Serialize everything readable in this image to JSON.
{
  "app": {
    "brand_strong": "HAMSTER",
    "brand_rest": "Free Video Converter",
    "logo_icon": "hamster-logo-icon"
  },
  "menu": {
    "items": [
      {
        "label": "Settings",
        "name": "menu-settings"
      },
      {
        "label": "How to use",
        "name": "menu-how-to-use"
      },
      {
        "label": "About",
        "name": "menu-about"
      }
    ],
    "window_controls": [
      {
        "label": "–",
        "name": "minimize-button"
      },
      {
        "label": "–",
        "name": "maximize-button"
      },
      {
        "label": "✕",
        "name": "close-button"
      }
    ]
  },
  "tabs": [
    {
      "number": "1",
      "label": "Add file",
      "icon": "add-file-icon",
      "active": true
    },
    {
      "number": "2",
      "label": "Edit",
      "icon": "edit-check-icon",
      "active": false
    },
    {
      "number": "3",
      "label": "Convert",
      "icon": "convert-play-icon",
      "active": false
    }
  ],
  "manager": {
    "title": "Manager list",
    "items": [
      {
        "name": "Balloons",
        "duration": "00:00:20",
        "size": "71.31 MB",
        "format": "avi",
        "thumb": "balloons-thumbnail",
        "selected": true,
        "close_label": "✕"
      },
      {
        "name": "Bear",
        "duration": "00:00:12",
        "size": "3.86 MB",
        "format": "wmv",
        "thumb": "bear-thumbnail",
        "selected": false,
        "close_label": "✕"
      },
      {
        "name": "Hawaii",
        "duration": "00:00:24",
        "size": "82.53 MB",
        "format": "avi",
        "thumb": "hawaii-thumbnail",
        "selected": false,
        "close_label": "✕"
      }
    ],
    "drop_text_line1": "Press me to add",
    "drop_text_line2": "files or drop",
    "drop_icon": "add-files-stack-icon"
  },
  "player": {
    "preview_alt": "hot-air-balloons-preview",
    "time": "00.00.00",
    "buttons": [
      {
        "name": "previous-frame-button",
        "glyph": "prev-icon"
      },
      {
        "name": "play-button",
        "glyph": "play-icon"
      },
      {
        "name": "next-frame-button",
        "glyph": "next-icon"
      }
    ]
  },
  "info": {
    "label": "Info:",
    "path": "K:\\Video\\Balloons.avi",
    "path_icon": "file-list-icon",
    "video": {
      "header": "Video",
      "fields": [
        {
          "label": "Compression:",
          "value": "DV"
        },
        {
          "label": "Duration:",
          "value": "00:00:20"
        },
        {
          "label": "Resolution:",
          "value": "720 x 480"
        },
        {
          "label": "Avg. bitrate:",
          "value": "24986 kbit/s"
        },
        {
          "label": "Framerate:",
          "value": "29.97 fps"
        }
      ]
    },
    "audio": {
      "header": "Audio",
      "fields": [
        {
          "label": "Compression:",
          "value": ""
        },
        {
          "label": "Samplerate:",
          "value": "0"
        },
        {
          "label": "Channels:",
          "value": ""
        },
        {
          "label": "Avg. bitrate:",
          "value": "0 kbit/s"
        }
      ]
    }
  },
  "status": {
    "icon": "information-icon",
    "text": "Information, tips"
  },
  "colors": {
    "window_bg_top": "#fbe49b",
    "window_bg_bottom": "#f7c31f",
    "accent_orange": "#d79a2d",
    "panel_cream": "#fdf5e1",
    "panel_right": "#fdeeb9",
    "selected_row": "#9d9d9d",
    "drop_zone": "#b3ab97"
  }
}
════════════════
Nothing should be left out: return all of the records exactly.

Serialize everything readable in this image to JSON.
{
  "app": {
    "brand_strong": "HAMSTER",
    "brand_rest": "Free Video Converter",
    "logo_icon": "hamster-logo-icon"
  },
  "menu": {
    "items": [
      {
        "label": "Settings",
        "name": "menu-settings"
      },
      {
        "label": "How to use",
        "name": "menu-how-to-use"
      },
      {
        "label": "About",
        "name": "menu-about"
      }
    ],
    "window_controls": [
      {
        "label": "–",
        "name": "minimize-button"
      },
      {
        "label": "–",
        "name": "maximize-button"
      },
      {
        "label": "✕",
        "name": "close-button"
      }
    ]
  },
  "tabs": [
    {
      "number": "1",
      "label": "Add file",
      "icon": "add-file-icon",
      "active": true
    },
    {
      "number": "2",
      "label": "Edit",
      "icon": "edit-check-icon",
      "active": false
    },
    {
      "number": "3",
      "label": "Convert",
      "icon": "convert-play-icon",
      "active": false
    }
  ],
  "manager": {
    "title": "Manager list",
    "items": [
      {
        "name": "Balloons",
        "duration": "00:00:20",
        "size": "71.31 MB",
        "format": "avi",
        "thumb": "balloons-thumbnail",
        "selected": true,
        "close_label": "✕"
      },
      {
        "name": "Bear",
        "duration": "00:00:12",
        "size": "3.86 MB",
        "format": "wmv",
        "thumb": "bear-thumbnail",
        "selected": false,
        "close_label": "✕"
      },
      {
        "name": "Hawaii",
        "duration": "00:00:24",
        "size": "82.53 MB",
        "format": "avi",
        "thumb": "hawaii-thumbnail",
        "selected": false,
        "close_label": "✕"
      }
    ],
    "drop_text_line1": "Press me to add",
    "drop_text_line2": "files or drop",
    "drop_icon": "add-files-stack-icon"
  },
  "player": {
    "preview_alt": "hot-air-balloons-preview",
    "time": "00.00.00",
    "buttons": [
      {
        "name": "previous-frame-button",
        "glyph": "prev-icon"
      },
      {
        "name": "play-button",
        "glyph": "play-icon"
      },
      {
        "name": "next-frame-button",
        "glyph": "next-icon"
      }
    ]
  },
  "info": {
    "label": "Info:",
    "path": "K:\\Video\\Balloons.avi",
    "path_icon": "file-list-icon",
    "video": {
      "header": "Video",
      "fields": [
        {
          "label": "Compression:",
          "value": "DV"
        },
        {
          "label": "Duration:",
          "value": "00:00:20"
        },
        {
          "label": "Resolution:",
          "value": "720 x 480"
        },
        {
          "label": "Avg. bitrate:",
          "value": "24986 kbit/s"
        },
        {
          "label": "Framerate:",
          "value": "29.97 fps"
        }
      ]
    },
    "audio": {
      "header": "Audio",
      "fields": [
        {
          "label": "Compression:",
          "value": ""
        },
        {
          "label": "Samplerate:",
          "value": "0"
        },
        {
          "label": "Channels:",
          "value": ""
        },
        {
          "label": "Avg. bitrate:",
          "value": "0 kbit/s"
        }
      ]
    }
  },
  "status": {
    "icon": "information-icon",
    "text": "Information, tips"
  },
  "colors": {
    "window_bg_top": "#fbe49b",
    "window_bg_bottom": "#f7c31f",
    "accent_orange": "#d79a2d",
    "panel_cream": "#fdf5e1",
    "panel_right": "#fdeeb9",
    "selected_row": "#9d9d9d",
    "drop_zone": "#b3ab97"
  }
}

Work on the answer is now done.